## Written problem
Copy out every record precisely.

[START OF Extracted records]

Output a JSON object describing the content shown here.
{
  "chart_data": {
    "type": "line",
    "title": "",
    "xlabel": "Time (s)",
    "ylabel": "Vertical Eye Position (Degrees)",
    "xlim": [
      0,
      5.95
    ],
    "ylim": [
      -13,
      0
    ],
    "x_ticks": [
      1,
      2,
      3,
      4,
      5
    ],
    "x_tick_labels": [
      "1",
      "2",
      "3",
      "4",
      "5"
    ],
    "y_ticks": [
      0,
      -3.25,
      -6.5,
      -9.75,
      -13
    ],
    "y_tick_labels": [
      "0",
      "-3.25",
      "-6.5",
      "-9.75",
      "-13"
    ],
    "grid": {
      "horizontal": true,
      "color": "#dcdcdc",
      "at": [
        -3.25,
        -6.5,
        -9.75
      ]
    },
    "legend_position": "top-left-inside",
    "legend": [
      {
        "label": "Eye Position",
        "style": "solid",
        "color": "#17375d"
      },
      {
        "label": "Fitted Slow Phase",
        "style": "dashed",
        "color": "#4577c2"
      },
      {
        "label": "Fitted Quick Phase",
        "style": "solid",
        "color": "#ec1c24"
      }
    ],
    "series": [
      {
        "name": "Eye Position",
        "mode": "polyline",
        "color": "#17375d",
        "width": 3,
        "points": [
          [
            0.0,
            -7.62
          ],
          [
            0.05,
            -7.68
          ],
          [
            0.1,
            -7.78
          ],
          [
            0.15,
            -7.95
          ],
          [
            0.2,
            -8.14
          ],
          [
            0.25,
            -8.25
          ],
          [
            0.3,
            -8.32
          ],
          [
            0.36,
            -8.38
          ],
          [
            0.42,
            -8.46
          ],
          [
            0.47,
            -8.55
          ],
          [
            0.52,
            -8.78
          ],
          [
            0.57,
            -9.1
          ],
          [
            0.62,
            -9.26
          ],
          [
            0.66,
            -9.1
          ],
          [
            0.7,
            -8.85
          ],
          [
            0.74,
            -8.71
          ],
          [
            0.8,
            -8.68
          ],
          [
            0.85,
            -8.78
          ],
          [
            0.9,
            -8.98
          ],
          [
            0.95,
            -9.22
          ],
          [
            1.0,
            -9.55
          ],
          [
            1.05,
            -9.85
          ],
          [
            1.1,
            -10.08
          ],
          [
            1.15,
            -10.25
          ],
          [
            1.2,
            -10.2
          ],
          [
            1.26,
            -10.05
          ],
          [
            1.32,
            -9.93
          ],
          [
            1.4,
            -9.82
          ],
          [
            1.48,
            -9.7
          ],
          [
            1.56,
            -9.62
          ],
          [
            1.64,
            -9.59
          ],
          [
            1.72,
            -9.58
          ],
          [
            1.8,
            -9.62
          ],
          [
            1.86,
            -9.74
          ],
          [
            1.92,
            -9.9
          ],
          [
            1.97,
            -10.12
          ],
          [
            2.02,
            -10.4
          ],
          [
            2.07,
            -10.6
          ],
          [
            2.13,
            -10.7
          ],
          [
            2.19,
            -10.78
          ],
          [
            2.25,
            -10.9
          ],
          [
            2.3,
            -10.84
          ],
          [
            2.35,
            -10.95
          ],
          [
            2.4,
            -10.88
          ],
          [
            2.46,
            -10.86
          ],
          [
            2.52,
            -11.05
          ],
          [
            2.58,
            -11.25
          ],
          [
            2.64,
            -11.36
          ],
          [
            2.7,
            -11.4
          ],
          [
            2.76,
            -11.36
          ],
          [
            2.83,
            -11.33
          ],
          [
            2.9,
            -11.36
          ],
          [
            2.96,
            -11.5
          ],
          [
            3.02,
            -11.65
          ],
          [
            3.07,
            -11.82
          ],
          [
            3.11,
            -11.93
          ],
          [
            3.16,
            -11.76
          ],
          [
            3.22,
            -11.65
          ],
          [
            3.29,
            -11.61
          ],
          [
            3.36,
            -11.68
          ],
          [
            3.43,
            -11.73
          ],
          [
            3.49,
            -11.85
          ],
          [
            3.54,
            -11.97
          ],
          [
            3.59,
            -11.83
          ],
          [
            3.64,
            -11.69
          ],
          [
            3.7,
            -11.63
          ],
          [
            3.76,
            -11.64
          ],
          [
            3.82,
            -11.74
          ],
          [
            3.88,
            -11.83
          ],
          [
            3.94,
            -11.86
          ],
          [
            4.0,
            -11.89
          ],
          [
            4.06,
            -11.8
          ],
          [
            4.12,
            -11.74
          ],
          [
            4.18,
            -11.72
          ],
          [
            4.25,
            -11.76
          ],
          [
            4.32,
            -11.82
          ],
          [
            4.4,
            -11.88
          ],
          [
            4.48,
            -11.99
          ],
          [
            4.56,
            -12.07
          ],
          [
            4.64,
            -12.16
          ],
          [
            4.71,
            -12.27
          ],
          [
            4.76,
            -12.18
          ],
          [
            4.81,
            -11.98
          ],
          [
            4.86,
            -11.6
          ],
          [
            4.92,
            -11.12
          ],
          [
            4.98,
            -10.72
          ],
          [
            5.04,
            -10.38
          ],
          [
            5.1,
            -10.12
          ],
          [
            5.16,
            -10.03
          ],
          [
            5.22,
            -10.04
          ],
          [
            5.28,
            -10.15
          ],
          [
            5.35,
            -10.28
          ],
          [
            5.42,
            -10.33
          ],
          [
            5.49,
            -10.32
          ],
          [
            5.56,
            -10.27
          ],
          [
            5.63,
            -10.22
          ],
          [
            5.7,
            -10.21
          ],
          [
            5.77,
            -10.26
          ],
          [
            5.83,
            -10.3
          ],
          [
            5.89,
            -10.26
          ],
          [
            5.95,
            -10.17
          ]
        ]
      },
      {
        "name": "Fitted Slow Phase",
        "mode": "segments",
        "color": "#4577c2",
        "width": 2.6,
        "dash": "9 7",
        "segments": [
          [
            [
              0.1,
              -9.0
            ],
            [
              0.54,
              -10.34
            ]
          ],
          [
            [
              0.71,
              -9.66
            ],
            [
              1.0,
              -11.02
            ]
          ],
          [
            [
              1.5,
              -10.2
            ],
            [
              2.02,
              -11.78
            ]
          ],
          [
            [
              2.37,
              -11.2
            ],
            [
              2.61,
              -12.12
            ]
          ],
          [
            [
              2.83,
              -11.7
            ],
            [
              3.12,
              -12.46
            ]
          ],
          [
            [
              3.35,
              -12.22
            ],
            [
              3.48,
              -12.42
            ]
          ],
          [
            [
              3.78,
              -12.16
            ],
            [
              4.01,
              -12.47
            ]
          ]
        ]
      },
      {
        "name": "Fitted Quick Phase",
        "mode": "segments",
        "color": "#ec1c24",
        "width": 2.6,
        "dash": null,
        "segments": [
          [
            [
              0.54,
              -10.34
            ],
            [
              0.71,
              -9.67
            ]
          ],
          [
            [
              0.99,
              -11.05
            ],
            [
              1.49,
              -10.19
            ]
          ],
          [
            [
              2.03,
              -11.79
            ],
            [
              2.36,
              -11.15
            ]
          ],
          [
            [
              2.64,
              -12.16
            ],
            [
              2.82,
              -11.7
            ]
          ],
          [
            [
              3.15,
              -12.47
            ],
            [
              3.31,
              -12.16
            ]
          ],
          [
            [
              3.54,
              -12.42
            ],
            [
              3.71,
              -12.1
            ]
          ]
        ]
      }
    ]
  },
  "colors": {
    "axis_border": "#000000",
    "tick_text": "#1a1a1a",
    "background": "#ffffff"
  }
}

[END OF Extracted records]

## Full response
Output a JSON object describing the content shown here.
{
  "chart_data": {
    "type": "line",
    "title": "",
    "xlabel": "Time (s)",
    "ylabel": "Vertical Eye Position (Degrees)",
    "xlim": [
      0,
      5.95
    ],
    "ylim": [
      -13,
      0
    ],
    "x_ticks": [
      1,
      2,
      3,
      4,
      5
    ],
    "x_tick_labels": [
      "1",
      "2",
      "3",
      "4",
      "5"
    ],
    "y_ticks": [
      0,
      -3.25,
      -6.5,
      -9.75,
      -13
    ],
    "y_tick_labels": [
      "0",
      "-3.25",
      "-6.5",
      "-9.75",
      "-13"
    ],
    "grid": {
      "horizontal": true,
      "color": "#dcdcdc",
      "at": [
        -3.25,
        -6.5,
        -9.75
      ]
    },
    "legend_position": "top-left-inside",
    "legend": [
      {
        "label": "Eye Position",
        "style": "solid",
        "color": "#17375d"
      },
      {
        "label": "Fitted Slow Phase",
        "style": "dashed",
        "color": "#4577c2"
      },
      {
        "label": "Fitted Quick Phase",
        "style": "solid",
        "color": "#ec1c24"
      }
    ],
    "series": [
      {
        "name": "Eye Position",
        "mode": "polyline",
        "color": "#17375d",
        "width": 3,
        "points": [
          [
            0.0,
            -7.62
          ],
          [
            0.05,
            -7.68
          ],
          [
            0.1,
            -7.78
          ],
          [
            0.15,
            -7.95
          ],
          [
            0.2,
            -8.14
          ],
          [
            0.25,
            -8.25
          ],
          [
            0.3,
            -8.32
          ],
          [
            0.36,
            -8.38
          ],
          [
            0.42,
            -8.46
          ],
          [
            0.47,
            -8.55
          ],
          [
            0.52,
            -8.78
          ],
          [
            0.57,
            -9.1
          ],
          [
            0.62,
            -9.26
          ],
          [
            0.66,
            -9.1
          ],
          [
            0.7,
            -8.85
          ],
          [
            0.74,
            -8.71
          ],
          [
            0.8,
            -8.68
          ],
          [
            0.85,
            -8.78
          ],
          [
            0.9,
            -8.98
          ],
          [
            0.95,
            -9.22
          ],
          [
            1.0,
            -9.55
          ],
          [
            1.05,
            -9.85
          ],
          [
            1.1,
            -10.08
          ],
          [
            1.15,
            -10.25
          ],
          [
            1.2,
            -10.2
          ],
          [
            1.26,
            -10.05
          ],
          [
            1.32,
            -9.93
          ],
          [
            1.4,
            -9.82
          ],
          [
            1.48,
            -9.7
          ],
          [
            1.56,
            -9.62
          ],
          [
            1.64,
            -9.59
          ],
          [
            1.72,
            -9.58
          ],
          [
            1.8,
            -9.62
          ],
          [
            1.86,
            -9.74
          ],
          [
            1.92,
            -9.9
          ],
          [
            1.97,
            -10.12
          ],
          [
            2.02,
            -10.4
          ],
          [
            2.07,
            -10.6
          ],
          [
            2.13,
            -10.7
          ],
          [
            2.19,
            -10.78
          ],
          [
            2.25,
            -10.9
          ],
          [
            2.3,
            -10.84
          ],
          [
            2.35,
            -10.95
          ],
          [
            2.4,
            -10.88
          ],
          [
            2.46,
            -10.86
          ],
          [
            2.52,
            -11.05
          ],
          [
            2.58,
            -11.25
          ],
          [
            2.64,
            -11.36
          ],
          [
            2.7,
            -11.4
          ],
          [
            2.76,
            -11.36
          ],
          [
            2.83,
            -11.33
          ],
          [
            2.9,
            -11.36
          ],
          [
            2.96,
            -11.5
          ],
          [
            3.02,
            -11.65
          ],
          [
            3.07,
            -11.82
          ],
          [
            3.11,
            -11.93
          ],
          [
            3.16,
            -11.76
          ],
          [
            3.22,
            -11.65
          ],
          [
            3.29,
            -11.61
          ],
          [
            3.36,
            -11.68
          ],
          [
            3.43,
            -11.73
          ],
          [
            3.49,
            -11.85
          ],
          [
            3.54,
            -11.97
          ],
          [
            3.59,
            -11.83
          ],
          [
            3.64,
            -11.69
          ],
          [
            3.7,
            -11.63
          ],
          [
            3.76,
            -11.64
          ],
          [
            3.82,
            -11.74
          ],
          [
            3.88,
            -11.83
          ],
          [
            3.94,
            -11.86
          ],
          [
            4.0,
            -11.89
          ],
          [
            4.06,
            -11.8
          ],
          [
            4.12,
            -11.74
          ],
          [
            4.18,
            -11.72
          ],
          [
            4.25,
            -11.76
          ],
          [
            4.32,
            -11.82
          ],
          [
            4.4,
            -11.88
          ],
          [
            4.48,
            -11.99
          ],
          [
            4.56,
            -12.07
          ],
          [
            4.64,
            -12.16
          ],
          [
            4.71,
            -12.27
          ],
          [
            4.76,
            -12.18
          ],
          [
            4.81,
            -11.98
          ],
          [
            4.86,
            -11.6
          ],
          [
            4.92,
            -11.12
          ],
          [
            4.98,
            -10.72
          ],
          [
            5.04,
            -10.38
          ],
          [
            5.1,
            -10.12
          ],
          [
            5.16,
            -10.03
          ],
          [
            5.22,
            -10.04
          ],
          [
            5.28,
            -10.15
          ],
          [
            5.35,
            -10.28
          ],
          [
            5.42,
            -10.33
          ],
          [
            5.49,
            -10.32
          ],
          [
            5.56,
            -10.27
          ],
          [
            5.63,
            -10.22
          ],
          [
            5.7,
            -10.21
          ],
          [
            5.77,
            -10.26
          ],
          [
            5.83,
            -10.3
          ],
          [
            5.89,
            -10.26
          ],
          [
            5.95,
            -10.17
          ]
        ]
      },
      {
        "name": "Fitted Slow Phase",
        "mode": "segments",
        "color": "#4577c2",
        "width": 2.6,
        "dash": "9 7",
        "segments": [
          [
            [
              0.1,
              -9.0
            ],
            [
              0.54,
              -10.34
            ]
          ],
          [
            [
              0.71,
              -9.66
            ],
            [
              1.0,
              -11.02
            ]
          ],
          [
            [
              1.5,
              -10.2
            ],
            [
              2.02,
              -11.78
            ]
          ],
          [
            [
              2.37,
              -11.2
            ],
            [
              2.61,
              -12.12
            ]
          ],
          [
            [
              2.83,
              -11.7
            ],
            [
              3.12,
              -12.46
            ]
          ],
          [
            [
              3.35,
              -12.22
            ],
            [
              3.48,
              -12.42
            ]
          ],
          [
            [
              3.78,
              -12.16
            ],
            [
              4.01,
              -12.47
            ]
          ]
        ]
      },
      {
        "name": "Fitted Quick Phase",
        "mode": "segments",
        "color": "#ec1c24",
        "width": 2.6,
        "dash": null,
        "segments": [
          [
            [
              0.54,
              -10.34
            ],
            [
              0.71,
              -9.67
            ]
          ],
          [
            [
              0.99,
              -11.05
            ],
            [
              1.49,
              -10.19
            ]
          ],
          [
            [
              2.03,
              -11.79
            ],
            [
              2.36,
              -11.15
            ]
          ],
          [
            [
              2.64,
              -12.16
            ],
            [
              2.82,
              -11.7
            ]
          ],
          [
            [
              3.15,
              -12.47
            ],
            [
              3.31,
              -12.16
            ]
          ],
          [
            [
              3.54,
              -12.42
            ],
            [
              3.71,
              -12.1
            ]
          ]
        ]
      }
    ]
  },
  "colors": {
    "axis_border": "#000000",
    "tick_text": "#1a1a1a",
    "background": "#ffffff"
  }
}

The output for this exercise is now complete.